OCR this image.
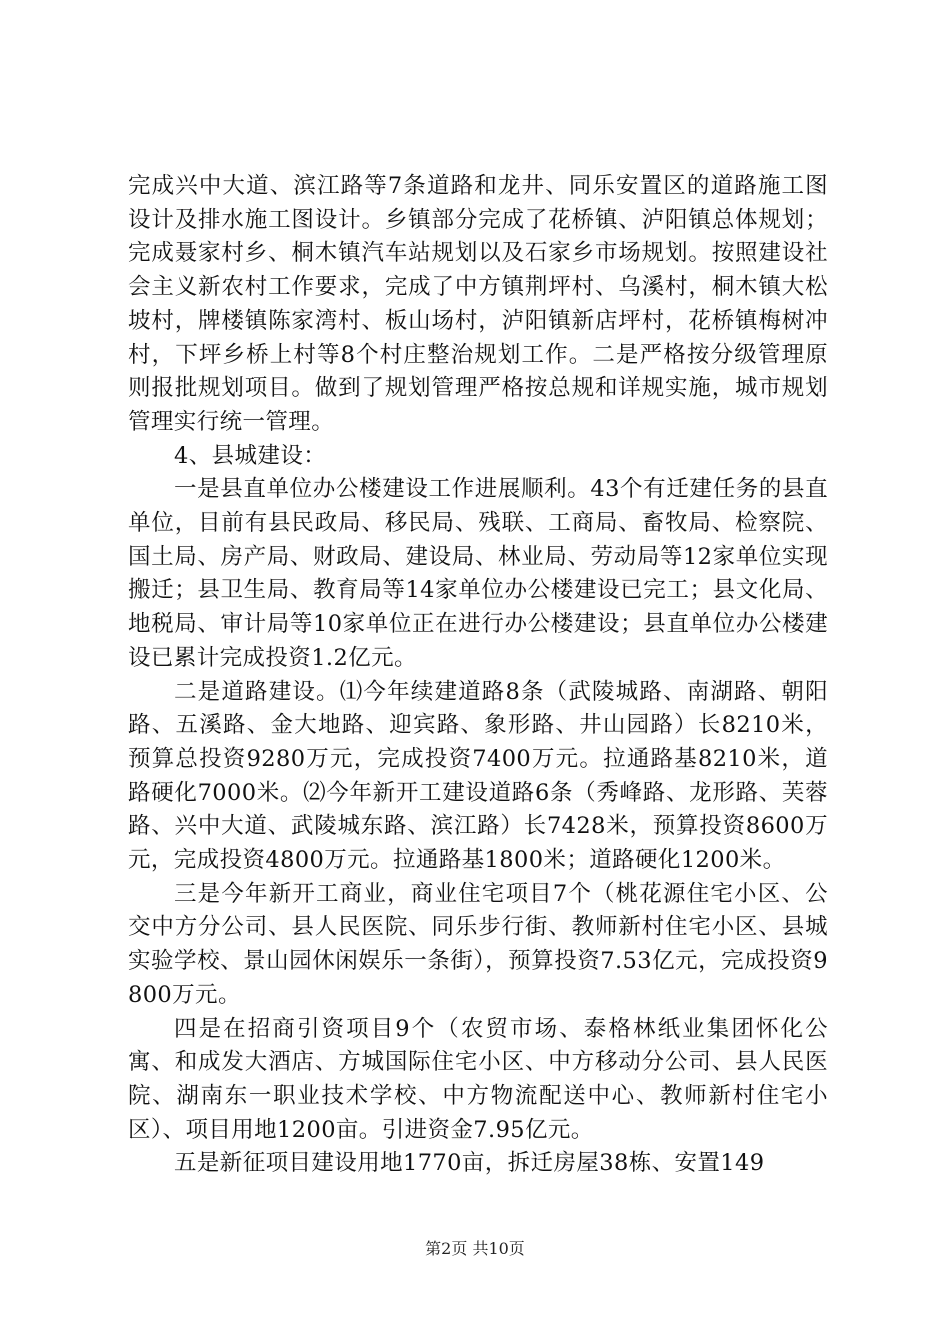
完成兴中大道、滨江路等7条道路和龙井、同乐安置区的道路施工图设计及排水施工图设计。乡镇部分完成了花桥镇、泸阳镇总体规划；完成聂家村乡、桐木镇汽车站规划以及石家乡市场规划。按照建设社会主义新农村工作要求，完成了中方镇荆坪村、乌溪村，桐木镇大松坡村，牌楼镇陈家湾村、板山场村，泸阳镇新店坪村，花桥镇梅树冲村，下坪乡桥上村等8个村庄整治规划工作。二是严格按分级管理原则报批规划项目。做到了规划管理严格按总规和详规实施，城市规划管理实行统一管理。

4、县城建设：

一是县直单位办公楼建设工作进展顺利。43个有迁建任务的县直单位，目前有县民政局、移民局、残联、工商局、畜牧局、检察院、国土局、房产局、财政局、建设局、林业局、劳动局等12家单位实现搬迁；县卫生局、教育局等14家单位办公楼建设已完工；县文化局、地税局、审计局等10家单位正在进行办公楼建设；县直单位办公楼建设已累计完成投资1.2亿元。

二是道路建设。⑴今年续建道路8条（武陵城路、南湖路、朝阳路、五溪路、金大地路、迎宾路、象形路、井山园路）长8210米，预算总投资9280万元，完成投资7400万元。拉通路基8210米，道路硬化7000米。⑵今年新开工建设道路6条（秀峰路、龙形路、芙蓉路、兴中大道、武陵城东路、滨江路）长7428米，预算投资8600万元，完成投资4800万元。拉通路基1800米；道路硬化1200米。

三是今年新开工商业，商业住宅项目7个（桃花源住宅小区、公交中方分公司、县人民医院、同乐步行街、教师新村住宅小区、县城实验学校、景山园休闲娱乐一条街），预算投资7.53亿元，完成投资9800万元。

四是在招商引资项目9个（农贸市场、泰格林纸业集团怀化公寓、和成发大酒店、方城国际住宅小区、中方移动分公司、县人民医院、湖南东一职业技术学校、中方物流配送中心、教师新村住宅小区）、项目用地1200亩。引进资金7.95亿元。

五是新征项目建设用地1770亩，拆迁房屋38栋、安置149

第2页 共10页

* * * * *

» **Given request**:
From the listing above, pick out each line where the word "教师新村住宅小区" appears.

» **Response**:
三是今年新开工商业，商业住宅项目7个（桃花源住宅小区、公交中方分公司、县人民医院、同乐步行街、教师新村住宅小区、县城实验学校、景山园休闲娱乐一条街），预算投资7.53亿元，完成投资9800万元。
四是在招商引资项目9个（农贸市场、泰格林纸业集团怀化公寓、和成发大酒店、方城国际住宅小区、中方移动分公司、县人民医院、湖南东一职业技术学校、中方物流配送中心、教师新村住宅小区）、项目用地1200亩。引进资金7.95亿元。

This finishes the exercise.